Ils ont une bibliothèque et je profite de la préparation de mon repas pour lire "Maigret et le client du samedi" que je termine au café. D’ailleurs, à propos de touristes, on se demande où ils sont. J’ai l’impression d’être le seul Vazaha de la ville et il doit y avoir une demi-douzaine de touristes malgaches. Pourtant l’hôtel où je suis s’agrandit ! Dans l’après-midi, un bateau relativement important vient accoster. Je vais faire un tour sur la jetée pour me renseigner. L’Eletra est une coque métallique d’une quinzaine de mètres de long. Il doit aller à Majunga, ce qui n’est pas la direction qui m’intéresse. Il y a aussi trois voiliers de touriste qui viennent jeter l’encre pour la nuit.
Vendredi 11 août :
Avant six heures du matin, j’entends des cloches sonner. Il doit y avoir un couvent. J’ai d’ailleurs aperçu la veille une bonne sœur dans un pick-up Raoul Follereaux. Je me lève et le fond de l’air est frais. Les malgaches se promènent dans leur lamba. L’Eletra est en train d’appareiller alors que deux des voiliers sont déjà partis. Il est temps de quitter Analalava. Comme il n’y a pas de bateau providentiel allant vers le nord, il ne me reste plus qu’à retourner sur Antsohihy. Pour la voie fluviale, deux des trois bateaux sont en panne. Le dernier n’assure le service que dans un seul sens chaque jour. C’est le mauvais jour. Le temps que l’hôtel se réveille, je vais prendre mon petit déjeuner puis je pars à la recherche du taxi-brousse que je trouve sans difficultés. C’est une 404 bâchée de 28 ans d’âge. Je m’inscris vers 8 heure. Je suis légèrement inquiet car, à voir le cahier, il me semble qu’il y a déjà du monde d’inscrit dont une personne pour douze places. À 8 h 30, le taxi-brousse démarre et fait demi-tour pour se garer de l’autre côté de la rue. 9 h, je donne mes bagages. 9 h 45, le taxi-brousse part faire une tournée en ville. Pendant ce temps là, je vois un vazaha et ses deux têtes blondes. Ce sont les premiers vazahas que je vois depuis que je suis à Analalava. Plus tard, je verrai aussi une famille d’américains déjà croisés à Soalala et à Majunga. Je tente aussi un mélange de banane, manioc et noix de coco dans une gargote à proximité. Sur le sol de la maison, il est inscrit dans le béton Septembre 1910. Mais de la maison d’origine, il ne subsiste que le cagibi. Pour le reste, ça sert de terrasse à la gargote actuelle. Enfin, à 11 h 30, le taxi-brousse revient avec à peine plus de bagages et pas de passagers. Le chargement des bagages se poursuit avec les personnes présentes. Arrive alors le 4x4 du service de santé qui débarque beaucoup de monde. C’est lui qui avait réservé douze places. Vient l’heure de l’embarquement. Première tentative, je me retrouve assis sur le haillon arrière. Mais à 30 personnes, ça ne veut pas rentrer. Il s’engage une négociation avec certains passagers pour qu’il emprunte un autre véhicule. Ce sera un 4x4 qui, bien que chargé lui aussi, nous dépassera rapidement.

DONNÉES FOURNIES ->

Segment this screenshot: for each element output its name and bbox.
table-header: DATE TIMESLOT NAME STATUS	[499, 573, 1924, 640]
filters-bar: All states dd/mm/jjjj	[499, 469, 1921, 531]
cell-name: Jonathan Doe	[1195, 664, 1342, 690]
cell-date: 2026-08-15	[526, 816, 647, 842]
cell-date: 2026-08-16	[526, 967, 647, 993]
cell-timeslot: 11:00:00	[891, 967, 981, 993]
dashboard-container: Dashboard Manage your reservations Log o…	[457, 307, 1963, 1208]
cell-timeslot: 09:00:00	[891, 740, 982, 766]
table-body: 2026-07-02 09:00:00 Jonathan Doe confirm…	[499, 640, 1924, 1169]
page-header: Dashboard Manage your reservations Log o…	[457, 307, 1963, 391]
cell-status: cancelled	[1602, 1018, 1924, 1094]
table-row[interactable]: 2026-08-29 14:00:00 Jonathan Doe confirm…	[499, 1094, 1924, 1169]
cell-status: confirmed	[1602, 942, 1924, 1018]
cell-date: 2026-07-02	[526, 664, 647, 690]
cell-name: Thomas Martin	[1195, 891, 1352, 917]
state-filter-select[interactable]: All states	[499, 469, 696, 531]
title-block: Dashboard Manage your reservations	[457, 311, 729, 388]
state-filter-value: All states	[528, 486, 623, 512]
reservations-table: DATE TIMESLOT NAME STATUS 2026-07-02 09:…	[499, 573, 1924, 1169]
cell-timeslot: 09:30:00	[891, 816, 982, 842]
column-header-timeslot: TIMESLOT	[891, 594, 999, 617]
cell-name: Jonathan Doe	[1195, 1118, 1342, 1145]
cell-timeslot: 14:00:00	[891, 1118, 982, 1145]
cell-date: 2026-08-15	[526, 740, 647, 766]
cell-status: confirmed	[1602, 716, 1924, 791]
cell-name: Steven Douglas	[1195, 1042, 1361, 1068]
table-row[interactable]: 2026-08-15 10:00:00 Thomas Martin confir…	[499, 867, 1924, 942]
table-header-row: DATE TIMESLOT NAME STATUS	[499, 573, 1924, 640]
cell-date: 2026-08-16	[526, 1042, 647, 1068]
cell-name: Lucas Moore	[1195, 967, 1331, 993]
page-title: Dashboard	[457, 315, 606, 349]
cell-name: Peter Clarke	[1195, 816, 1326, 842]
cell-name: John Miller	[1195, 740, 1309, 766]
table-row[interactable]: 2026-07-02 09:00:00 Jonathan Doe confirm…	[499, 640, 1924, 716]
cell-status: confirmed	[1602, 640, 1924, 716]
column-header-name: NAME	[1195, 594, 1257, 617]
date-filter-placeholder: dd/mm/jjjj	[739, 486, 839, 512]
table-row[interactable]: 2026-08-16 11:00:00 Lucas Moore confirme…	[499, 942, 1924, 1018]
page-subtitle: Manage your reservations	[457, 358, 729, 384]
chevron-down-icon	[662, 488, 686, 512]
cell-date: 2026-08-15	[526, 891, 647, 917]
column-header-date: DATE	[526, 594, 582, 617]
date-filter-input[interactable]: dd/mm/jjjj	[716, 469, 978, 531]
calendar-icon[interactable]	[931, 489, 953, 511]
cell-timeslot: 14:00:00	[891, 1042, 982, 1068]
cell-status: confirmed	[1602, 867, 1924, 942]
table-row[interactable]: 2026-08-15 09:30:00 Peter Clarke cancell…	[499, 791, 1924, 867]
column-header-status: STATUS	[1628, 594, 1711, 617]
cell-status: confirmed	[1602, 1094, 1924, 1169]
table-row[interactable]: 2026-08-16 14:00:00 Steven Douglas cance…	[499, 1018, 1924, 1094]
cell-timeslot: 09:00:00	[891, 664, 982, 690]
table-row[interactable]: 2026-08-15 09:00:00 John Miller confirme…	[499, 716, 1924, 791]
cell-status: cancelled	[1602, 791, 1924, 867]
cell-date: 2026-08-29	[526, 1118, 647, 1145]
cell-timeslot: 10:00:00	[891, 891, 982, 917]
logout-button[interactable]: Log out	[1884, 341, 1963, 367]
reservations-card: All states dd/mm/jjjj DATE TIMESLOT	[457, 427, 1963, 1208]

CONSIGNES DE TRAVAIL ->
• a. Recopiez mot pour mot le passage du récit de voyage qui commence à « Ils ont une » et se termine à « pour la nuit. ».
• b. Prolongez le récit du départ d'Analalava en reprenant juste après sa dernière phrase.
Les lignes ci-dessus forment un matériau distinct du récit de voyage.

RÉSULTATS SUCCESSIFS ->
• a.
Ils ont une bibliothèque et je profite de la préparation de mon repas pour lire "Maigret et le client du samedi" que je termine au café. D’ailleurs, à propos de touristes, on se demande où ils sont. J’ai l’impression d’être le seul Vazaha de la ville et il doit y avoir une demi-douzaine de touristes malgaches. Pourtant l’hôtel où je suis s’agrandit ! Dans l’après-midi, un bateau relativement important vient accoster. Je vais faire un tour sur la jetée pour me renseigner. L’Eletra est une coque métallique d’une quinzaine de mètres de long. Il doit aller à Majunga, ce qui n’est pas la direction qui m’intéresse. Il y a aussi trois voiliers de touriste qui viennent jeter l’encre pour la nuit.

• b.
Enfin, à une heure moins le quart, nous partons à 25. Je suis installé sur une des banquettes arrières, finalement pas trop mal. Il y a un assistant qui voyage debout sur le marchepied arrière. Dès que le véhicule ralentit, il descend et le suit en courant, une cale à la main, prêt à la glisser sous les roues en cas d’arrêt. Avec un autre gars qui voyage sur la galerie, ils jouent aussi les voltigeurs, s’accrochant d’un côté ou de l’autre, pour rééquilibrer la voiture ou peser sur les roues motrices quand c’est nécessaire. Plusieurs fois, lors de passages critiques, nous devons descendre et continuer à pied pendant plusieurs centaines de mètres. Lors d’un de ces passages, en tranchée et en pente, j’ai tout le loisir d’observer un phénomène karstique des plus intéressant. De part et d’autre de la piste, la pluie, qui tombe vraisemblablement sous forme d’averses orageuses, a creusé des mini-canyons dans la latérite. On retrouve des enchaînements de marmites très caractéristiques, de quelques dizaines de centimètres de diamètre. La piste continue, nous aussi, puis c’est la panne. La coupelle d’embrayage est endommagée.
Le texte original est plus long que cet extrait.